◆ **Task details**
Copy verbatim the span of lines beginning at the line that contains "Output a JSON" and ending with the final line of the data. Exclude pictures from the copy.

---------------

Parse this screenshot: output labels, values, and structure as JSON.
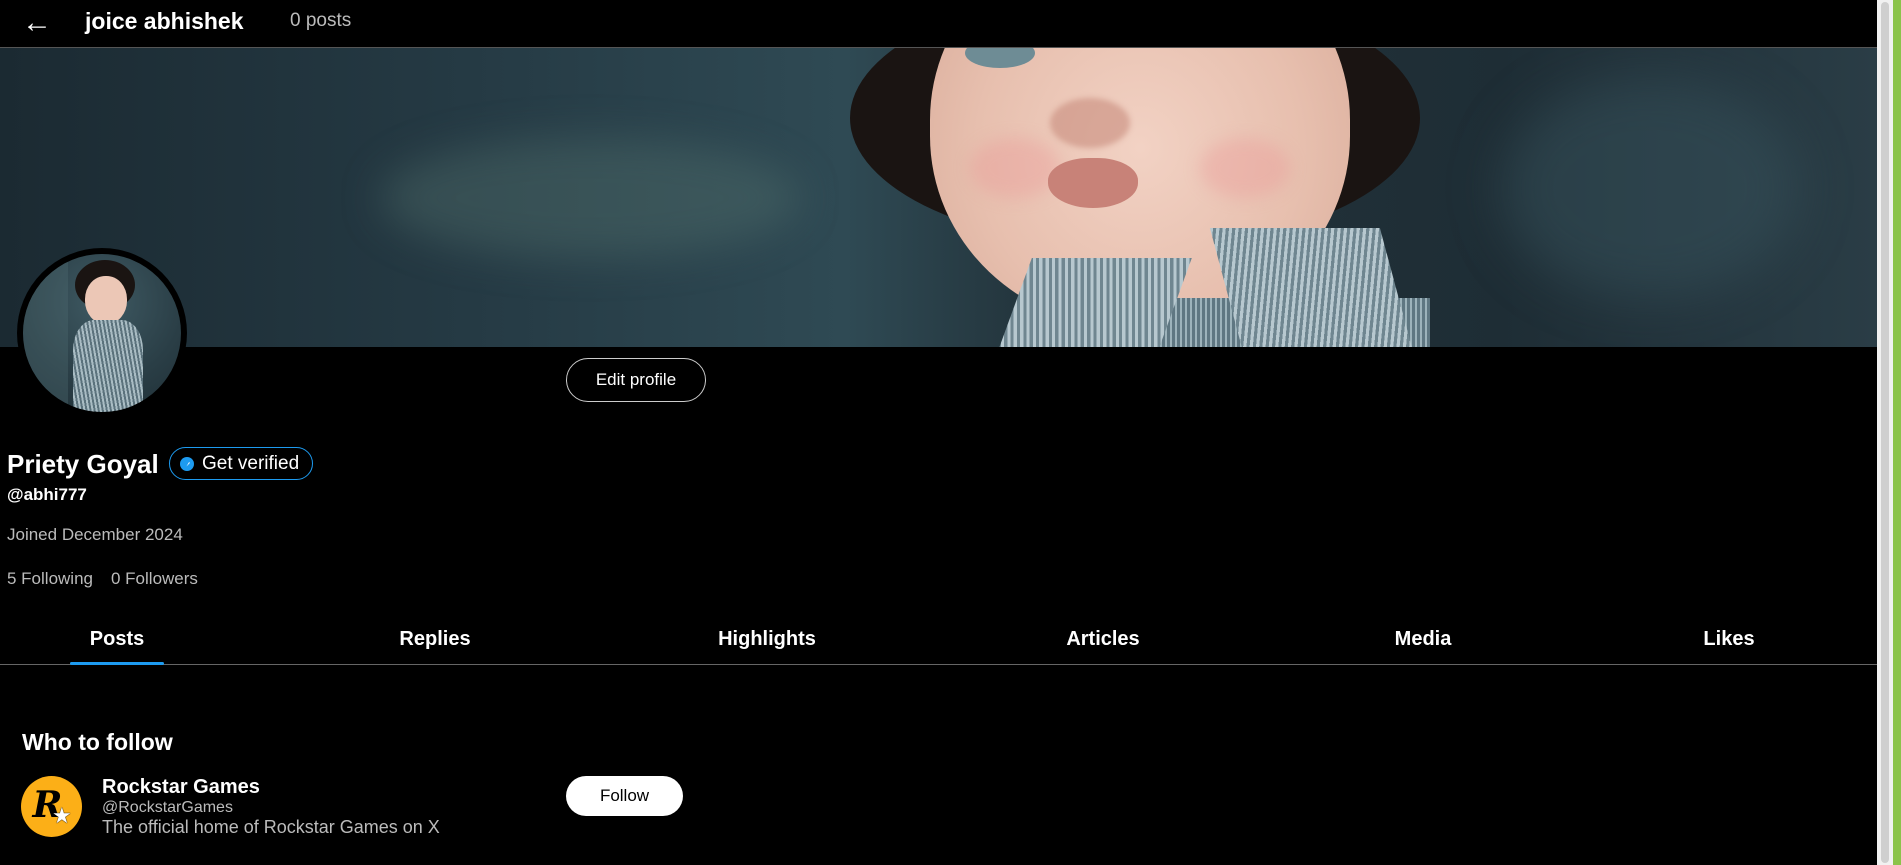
{
  "header": {
    "back_icon": "←",
    "title": "joice abhishek",
    "post_count": "0 posts"
  },
  "profile": {
    "edit_label": "Edit profile",
    "display_name": "Priety Goyal",
    "verify_label": "Get verified",
    "handle": "@abhi777",
    "joined": "Joined December 2024",
    "following": "5 Following",
    "followers": "0 Followers"
  },
  "tabs": [
    {
      "label": "Posts",
      "active": true
    },
    {
      "label": "Replies"
    },
    {
      "label": "Highlights"
    },
    {
      "label": "Articles"
    },
    {
      "label": "Media"
    },
    {
      "label": "Likes"
    }
  ],
  "who_to_follow": {
    "title": "Who to follow",
    "accounts": [
      {
        "name": "Rockstar Games",
        "handle": "@RockstarGames",
        "bio": "The official home of Rockstar Games on X",
        "logo_letter": "R",
        "logo_star": "★",
        "follow_label": "Follow"
      }
    ]
  },
  "colors": {
    "accent": "#1d9bf0",
    "background": "#000000",
    "rockstar_yellow": "#fcaf17"
  }
}
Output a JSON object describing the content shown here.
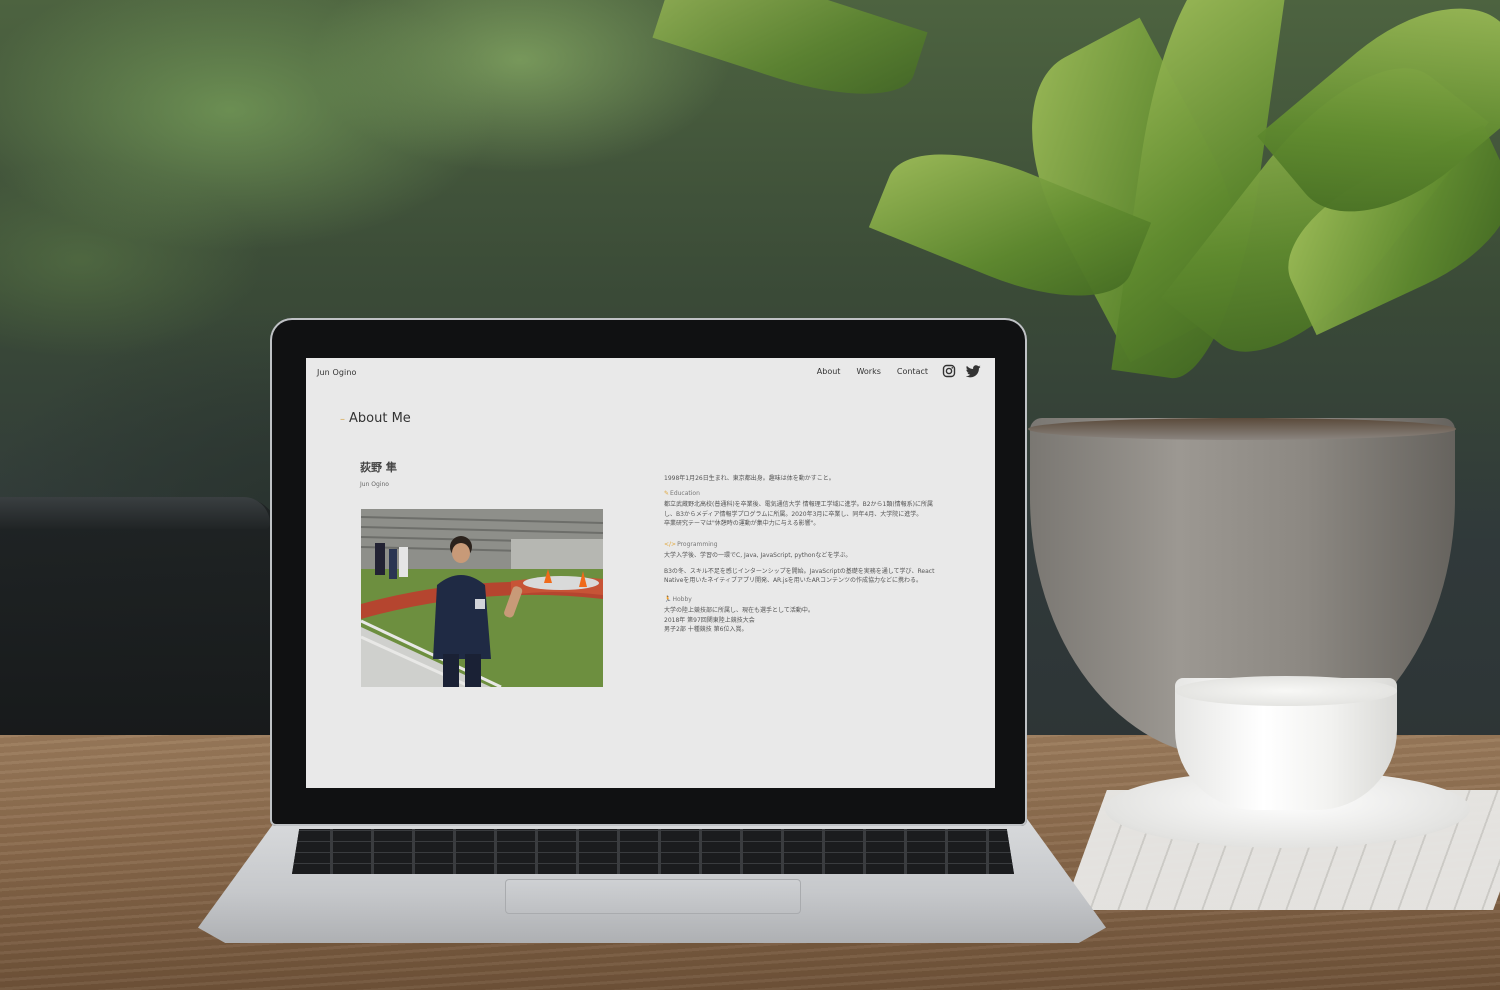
{
  "site": {
    "logo": "Jun Ogino",
    "nav": {
      "items": [
        {
          "label": "About"
        },
        {
          "label": "Works"
        },
        {
          "label": "Contact"
        }
      ],
      "social": [
        {
          "icon": "instagram-icon"
        },
        {
          "icon": "twitter-icon"
        }
      ]
    }
  },
  "about": {
    "title": "About Me",
    "name": "荻野 隼",
    "name_romaji": "Jun Ogino",
    "intro": "1998年1月26日生まれ、東京都出身。趣味は体を動かすこと。",
    "sections": [
      {
        "heading": "Education",
        "icon": "pencil-icon",
        "lines": [
          "都立武蔵野北高校(普通科)を卒業後、電気通信大学 情報理工学域に進学。B2から1類(情報系)に所属",
          "し、B3からメディア情報学プログラムに所属。2020年3月に卒業し、同年4月、大学院に進学。",
          "卒業研究テーマは\"休憩時の運動が集中力に与える影響\"。"
        ]
      },
      {
        "heading": "Programming",
        "icon": "code-icon",
        "lines": [
          "大学入学後、学習の一環でC, Java, JavaScript, pythonなどを学ぶ。",
          "",
          "B3の冬、スキル不足を感じインターンシップを開始。JavaScriptの基礎を実務を通して学び、React",
          "Nativeを用いたネイティブアプリ開発、AR.jsを用いたARコンテンツの作成協力などに携わる。"
        ]
      },
      {
        "heading": "Hobby",
        "icon": "runner-icon",
        "lines": [
          "大学の陸上競技部に所属し、現在も選手として活動中。",
          "2018年 第97回関東陸上競技大会",
          "男子2部 十種競技 第6位入賞。"
        ]
      }
    ]
  },
  "colors": {
    "screen_bg": "#e9e9e9",
    "accent": "#d6a54a"
  }
}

---------------

◆ **Written response**
Output a JSON object describing the content shown here.
{
  "site": {
    "logo": "Jun Ogino",
    "nav": {
      "items": [
        {
          "label": "About"
        },
        {
          "label": "Works"
        },
        {
          "label": "Contact"
        }
      ],
      "social": [
        {
          "icon": "instagram-icon"
        },
        {
          "icon": "twitter-icon"
        }
      ]
    }
  },
  "about": {
    "title": "About Me",
    "name": "荻野 隼",
    "name_romaji": "Jun Ogino",
    "intro": "1998年1月26日生まれ、東京都出身。趣味は体を動かすこと。",
    "sections": [
      {
        "heading": "Education",
        "icon": "pencil-icon",
        "lines": [
          "都立武蔵野北高校(普通科)を卒業後、電気通信大学 情報理工学域に進学。B2から1類(情報系)に所属",
          "し、B3からメディア情報学プログラムに所属。2020年3月に卒業し、同年4月、大学院に進学。",
          "卒業研究テーマは\"休憩時の運動が集中力に与える影響\"。"
        ]
      },
      {
        "heading": "Programming",
        "icon": "code-icon",
        "lines": [
          "大学入学後、学習の一環でC, Java, JavaScript, pythonなどを学ぶ。",
          "",
          "B3の冬、スキル不足を感じインターンシップを開始。JavaScriptの基礎を実務を通して学び、React",
          "Nativeを用いたネイティブアプリ開発、AR.jsを用いたARコンテンツの作成協力などに携わる。"
        ]
      },
      {
        "heading": "Hobby",
        "icon": "runner-icon",
        "lines": [
          "大学の陸上競技部に所属し、現在も選手として活動中。",
          "2018年 第97回関東陸上競技大会",
          "男子2部 十種競技 第6位入賞。"
        ]
      }
    ]
  },
  "colors": {
    "screen_bg": "#e9e9e9",
    "accent": "#d6a54a"
  }
}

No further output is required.